## [SOURCE MATERIAL]

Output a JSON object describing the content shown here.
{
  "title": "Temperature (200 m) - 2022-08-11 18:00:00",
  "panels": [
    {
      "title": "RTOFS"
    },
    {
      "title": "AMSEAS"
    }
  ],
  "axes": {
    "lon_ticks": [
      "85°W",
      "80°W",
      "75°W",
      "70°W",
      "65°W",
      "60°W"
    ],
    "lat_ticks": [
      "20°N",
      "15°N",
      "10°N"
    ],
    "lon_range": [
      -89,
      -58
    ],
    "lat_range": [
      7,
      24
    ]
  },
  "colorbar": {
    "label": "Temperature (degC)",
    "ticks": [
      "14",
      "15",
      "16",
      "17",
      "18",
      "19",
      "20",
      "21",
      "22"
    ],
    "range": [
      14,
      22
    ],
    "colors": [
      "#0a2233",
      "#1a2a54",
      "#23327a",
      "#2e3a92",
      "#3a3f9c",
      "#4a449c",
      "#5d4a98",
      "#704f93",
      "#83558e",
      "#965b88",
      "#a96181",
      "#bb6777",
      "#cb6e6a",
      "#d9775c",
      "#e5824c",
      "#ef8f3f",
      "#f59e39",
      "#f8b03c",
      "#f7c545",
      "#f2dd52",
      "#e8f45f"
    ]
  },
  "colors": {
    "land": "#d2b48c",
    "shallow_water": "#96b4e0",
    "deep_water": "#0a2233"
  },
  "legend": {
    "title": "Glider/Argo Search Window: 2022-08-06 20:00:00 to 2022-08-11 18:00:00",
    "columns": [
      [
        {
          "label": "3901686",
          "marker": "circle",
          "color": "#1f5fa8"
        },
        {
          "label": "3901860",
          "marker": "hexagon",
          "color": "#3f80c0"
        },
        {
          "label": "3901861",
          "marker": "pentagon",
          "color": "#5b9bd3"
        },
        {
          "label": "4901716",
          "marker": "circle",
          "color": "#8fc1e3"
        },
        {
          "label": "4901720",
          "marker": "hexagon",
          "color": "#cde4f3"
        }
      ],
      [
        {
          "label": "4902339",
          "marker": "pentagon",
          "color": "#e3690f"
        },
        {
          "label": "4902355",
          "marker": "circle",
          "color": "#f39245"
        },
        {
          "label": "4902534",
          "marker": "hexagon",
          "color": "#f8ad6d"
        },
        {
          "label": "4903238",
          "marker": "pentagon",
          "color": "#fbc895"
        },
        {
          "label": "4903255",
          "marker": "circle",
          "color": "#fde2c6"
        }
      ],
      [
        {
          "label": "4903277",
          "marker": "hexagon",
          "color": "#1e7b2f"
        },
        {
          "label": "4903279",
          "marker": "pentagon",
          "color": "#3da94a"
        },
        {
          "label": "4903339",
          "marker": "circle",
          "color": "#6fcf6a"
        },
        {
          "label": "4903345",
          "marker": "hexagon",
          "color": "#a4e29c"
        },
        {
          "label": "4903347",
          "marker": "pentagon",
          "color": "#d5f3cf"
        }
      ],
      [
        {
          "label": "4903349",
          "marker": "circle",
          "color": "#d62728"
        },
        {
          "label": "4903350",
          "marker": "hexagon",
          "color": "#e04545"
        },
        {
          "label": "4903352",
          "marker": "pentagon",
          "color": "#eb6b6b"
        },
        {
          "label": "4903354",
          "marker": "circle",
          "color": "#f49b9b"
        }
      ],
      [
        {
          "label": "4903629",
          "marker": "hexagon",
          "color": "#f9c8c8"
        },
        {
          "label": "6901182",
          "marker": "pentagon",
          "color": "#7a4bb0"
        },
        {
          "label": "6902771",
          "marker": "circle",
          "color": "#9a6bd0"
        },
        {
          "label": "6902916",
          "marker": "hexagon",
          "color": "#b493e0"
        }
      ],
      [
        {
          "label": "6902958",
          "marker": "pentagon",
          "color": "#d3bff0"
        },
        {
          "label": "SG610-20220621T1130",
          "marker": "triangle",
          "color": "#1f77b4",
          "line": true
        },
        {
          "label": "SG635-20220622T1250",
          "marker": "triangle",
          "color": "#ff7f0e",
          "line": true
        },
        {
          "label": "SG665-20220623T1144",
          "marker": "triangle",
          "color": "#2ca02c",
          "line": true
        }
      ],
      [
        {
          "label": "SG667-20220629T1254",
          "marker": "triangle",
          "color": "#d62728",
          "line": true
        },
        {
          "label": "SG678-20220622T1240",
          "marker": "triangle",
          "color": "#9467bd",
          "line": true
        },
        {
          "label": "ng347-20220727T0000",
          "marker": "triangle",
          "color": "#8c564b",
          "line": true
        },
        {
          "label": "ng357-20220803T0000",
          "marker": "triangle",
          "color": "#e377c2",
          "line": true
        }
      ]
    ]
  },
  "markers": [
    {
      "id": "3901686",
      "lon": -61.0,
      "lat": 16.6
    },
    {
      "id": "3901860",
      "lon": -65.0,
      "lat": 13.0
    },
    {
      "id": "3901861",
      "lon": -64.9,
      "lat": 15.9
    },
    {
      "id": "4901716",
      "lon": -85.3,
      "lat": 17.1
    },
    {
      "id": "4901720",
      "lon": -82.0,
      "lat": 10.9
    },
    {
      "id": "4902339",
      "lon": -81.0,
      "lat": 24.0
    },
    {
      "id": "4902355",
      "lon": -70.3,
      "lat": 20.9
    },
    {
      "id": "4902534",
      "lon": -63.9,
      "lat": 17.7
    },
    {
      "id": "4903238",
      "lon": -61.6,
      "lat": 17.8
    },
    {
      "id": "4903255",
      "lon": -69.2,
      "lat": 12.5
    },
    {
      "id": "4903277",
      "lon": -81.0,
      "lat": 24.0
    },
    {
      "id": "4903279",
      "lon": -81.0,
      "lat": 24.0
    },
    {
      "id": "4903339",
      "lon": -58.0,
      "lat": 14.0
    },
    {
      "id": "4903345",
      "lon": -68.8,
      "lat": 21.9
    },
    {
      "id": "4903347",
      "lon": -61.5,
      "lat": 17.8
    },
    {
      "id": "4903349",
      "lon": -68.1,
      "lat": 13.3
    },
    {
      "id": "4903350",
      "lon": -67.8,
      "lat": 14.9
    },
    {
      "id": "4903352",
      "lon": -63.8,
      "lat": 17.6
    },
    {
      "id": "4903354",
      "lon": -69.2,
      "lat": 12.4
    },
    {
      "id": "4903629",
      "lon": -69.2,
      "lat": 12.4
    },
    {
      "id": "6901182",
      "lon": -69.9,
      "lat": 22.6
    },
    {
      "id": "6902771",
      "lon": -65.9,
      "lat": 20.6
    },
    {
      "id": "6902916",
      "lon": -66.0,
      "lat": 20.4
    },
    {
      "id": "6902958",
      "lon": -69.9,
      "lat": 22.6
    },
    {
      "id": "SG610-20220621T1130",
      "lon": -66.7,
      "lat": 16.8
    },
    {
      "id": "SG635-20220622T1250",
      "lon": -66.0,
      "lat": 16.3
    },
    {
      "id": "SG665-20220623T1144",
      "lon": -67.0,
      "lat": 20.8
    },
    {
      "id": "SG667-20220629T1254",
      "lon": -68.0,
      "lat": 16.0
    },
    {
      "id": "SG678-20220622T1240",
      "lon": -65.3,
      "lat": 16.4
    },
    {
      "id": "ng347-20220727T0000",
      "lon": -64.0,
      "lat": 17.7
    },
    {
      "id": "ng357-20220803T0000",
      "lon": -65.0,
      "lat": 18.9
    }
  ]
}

## [EXERCISE DESCRIPTION]
Establish how many lines of the material above hold the word "title". Nothing but the count should be returned.

## [EXERCISE RESULT]
4